▸ EXTRAIT DE PAGE
Une nouvelle forme de pouvoir économique a réalisé à travers le développement une sorte fictive de progrès et de tolérance. Les jeunes qui sont nés et se sont formés pendant cette époque de faux progressisme et de fausse tolérance sont en train de payer de la manière la plus atroce cette falsification (le cynisme du nouveau pouvoir qui a tout détruit). Les voici autour de moi, une ironie idiote dans le regard, un air bêtement rassasié de tout, des attitudes de voyous offensifs et aphasiques - lorsqu'il ne s'agit pas d'une douleur et d'une appréhension, presque, de jeunes filles de pensionnat - avec lesquels ils vivent la réelle intolérance de ces années de tolérance. »L.L

TÉLÉVISION

«Le bombardement idéologique télévisé n'est pas explicite : il est tout entier dans les choses, tout indirect. Mais jamais un "modèle de vie" n'a vu sa propagande faite avec autant d'efficacité qu'à travers la télévision. Le type d'homme ou de femme qui compte, qui est moderne, qu'il faut imiter et réaliser, n'est pas décrit ou analysé : il est représenté ! Le langage de la télévision est par nature le langage physico-mimique, le langage du comportement ; qui est donc entièrement miné, sans médiation, dans la réalité, par le langage physico-mimique et par celui du comportement : les héros de la propagande télévisée - jeunes gens sur des motos, jeunes filles à dentifrices - prolifèrent en millions de héros analogues dans la réalité. C'est justement parce qu'elle est purement pragmatique que la propagande télévisée représente le moment d'indifférentisme de la nouvelle idéologie hédoniste de la consommAtion, et qu'elle est donc très efficace.»E.C.

Annotations de boîtes englobantes
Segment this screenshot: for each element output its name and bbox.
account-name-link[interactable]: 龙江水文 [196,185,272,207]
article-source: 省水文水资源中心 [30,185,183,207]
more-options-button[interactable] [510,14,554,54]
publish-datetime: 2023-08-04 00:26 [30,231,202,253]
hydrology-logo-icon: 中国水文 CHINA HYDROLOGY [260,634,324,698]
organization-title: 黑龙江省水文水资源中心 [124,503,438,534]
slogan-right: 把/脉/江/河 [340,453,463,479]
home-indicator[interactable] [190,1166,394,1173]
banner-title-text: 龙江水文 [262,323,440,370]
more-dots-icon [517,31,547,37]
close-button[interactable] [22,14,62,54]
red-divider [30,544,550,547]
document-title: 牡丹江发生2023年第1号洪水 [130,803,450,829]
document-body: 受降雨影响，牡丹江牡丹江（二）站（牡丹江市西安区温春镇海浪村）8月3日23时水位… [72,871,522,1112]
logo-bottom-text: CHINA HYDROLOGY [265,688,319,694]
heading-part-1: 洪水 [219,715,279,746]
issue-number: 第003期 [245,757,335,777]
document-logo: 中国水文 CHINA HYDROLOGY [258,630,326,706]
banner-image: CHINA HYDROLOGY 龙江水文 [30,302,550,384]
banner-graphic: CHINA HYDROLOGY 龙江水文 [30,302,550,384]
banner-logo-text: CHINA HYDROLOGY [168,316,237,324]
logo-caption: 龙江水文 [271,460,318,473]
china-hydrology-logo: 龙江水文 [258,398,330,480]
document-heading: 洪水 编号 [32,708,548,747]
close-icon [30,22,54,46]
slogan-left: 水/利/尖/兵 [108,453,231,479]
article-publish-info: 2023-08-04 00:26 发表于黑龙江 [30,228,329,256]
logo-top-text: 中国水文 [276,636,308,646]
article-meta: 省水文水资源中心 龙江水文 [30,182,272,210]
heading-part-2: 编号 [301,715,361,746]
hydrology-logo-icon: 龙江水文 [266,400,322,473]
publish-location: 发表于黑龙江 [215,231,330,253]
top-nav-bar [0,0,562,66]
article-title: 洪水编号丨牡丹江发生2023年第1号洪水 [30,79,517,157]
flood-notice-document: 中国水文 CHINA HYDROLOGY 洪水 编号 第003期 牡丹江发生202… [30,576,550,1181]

▸ VOS TÂCHES
1: Recopiez l'extrait de page en entier, sans y changer quoi que ce soit.
2: Répétez telles quelles, s'il vous plaît, toutes les lignes d'annotations de boîtes englobantes.
Le texte et les lignes n'ont aucun rapport entre eux.

▸ RÉSULTATS
1:
Une nouvelle forme de pouvoir économique a réalisé à travers le développement une sorte fictive de progrès et de tolérance. Les jeunes qui sont nés et se sont formés pendant cette époque de faux progressisme et de fausse tolérance sont en train de payer de la manière la plus atroce cette falsification (le cynisme du nouveau pouvoir qui a tout détruit). Les voici autour de moi, une ironie idiote dans le regard, un air bêtement rassasié de tout, des attitudes de voyous offensifs et aphasiques - lorsqu'il ne s'agit pas d'une douleur et d'une appréhension, presque, de jeunes filles de pensionnat - avec lesquels ils vivent la réelle intolérance de ces années de tolérance. »L.L

TÉLÉVISION

«Le bombardement idéologique télévisé n'est pas explicite : il est tout entier dans les choses, tout indirect. Mais jamais un "modèle de vie" n'a vu sa propagande faite avec autant d'efficacité qu'à travers la télévision. Le type d'homme ou de femme qui compte, qui est moderne, qu'il faut imiter et réaliser, n'est pas décrit ou analysé : il est représenté ! Le langage de la télévision est par nature le langage physico-mimique, le langage du comportement ; qui est donc entièrement miné, sans médiation, dans la réalité, par le langage physico-mimique et par celui du comportement : les héros de la propagande télévisée - jeunes gens sur des motos, jeunes filles à dentifrices - prolifèrent en millions de héros analogues dans la réalité. C'est justement parce qu'elle est purement pragmatique que la propagande télévisée représente le moment d'indifférentisme de la nouvelle idéologie hédoniste de la consommAtion, et qu'elle est donc très efficace.»E.C.

2:
Segment this screenshot: for each element output its name and bbox.
account-name-link[interactable]: 龙江水文 [196,185,272,207]
article-source: 省水文水资源中心 [30,185,183,207]
more-options-button[interactable] [510,14,554,54]
publish-datetime: 2023-08-04 00:26 [30,231,202,253]
hydrology-logo-icon: 中国水文 CHINA HYDROLOGY [260,634,324,698]
organization-title: 黑龙江省水文水资源中心 [124,503,438,534]
slogan-right: 把/脉/江/河 [340,453,463,479]
home-indicator[interactable] [190,1166,394,1173]
banner-title-text: 龙江水文 [262,323,440,370]
more-dots-icon [517,31,547,37]
close-button[interactable] [22,14,62,54]
red-divider [30,544,550,547]
document-title: 牡丹江发生2023年第1号洪水 [130,803,450,829]
document-body: 受降雨影响，牡丹江牡丹江（二）站（牡丹江市西安区温春镇海浪村）8月3日23时水位… [72,871,522,1112]
logo-bottom-text: CHINA HYDROLOGY [265,688,319,694]
heading-part-1: 洪水 [219,715,279,746]
issue-number: 第003期 [245,757,335,777]
document-logo: 中国水文 CHINA HYDROLOGY [258,630,326,706]
banner-image: CHINA HYDROLOGY 龙江水文 [30,302,550,384]
banner-graphic: CHINA HYDROLOGY 龙江水文 [30,302,550,384]
banner-logo-text: CHINA HYDROLOGY [168,316,237,324]
logo-caption: 龙江水文 [271,460,318,473]
china-hydrology-logo: 龙江水文 [258,398,330,480]
document-heading: 洪水 编号 [32,708,548,747]
close-icon [30,22,54,46]
slogan-left: 水/利/尖/兵 [108,453,231,479]
article-publish-info: 2023-08-04 00:26 发表于黑龙江 [30,228,329,256]
logo-top-text: 中国水文 [276,636,308,646]
article-meta: 省水文水资源中心 龙江水文 [30,182,272,210]
heading-part-2: 编号 [301,715,361,746]
hydrology-logo-icon: 龙江水文 [266,400,322,473]
publish-location: 发表于黑龙江 [215,231,330,253]
top-nav-bar [0,0,562,66]
article-title: 洪水编号丨牡丹江发生2023年第1号洪水 [30,79,517,157]
flood-notice-document: 中国水文 CHINA HYDROLOGY 洪水 编号 第003期 牡丹江发生202… [30,576,550,1181]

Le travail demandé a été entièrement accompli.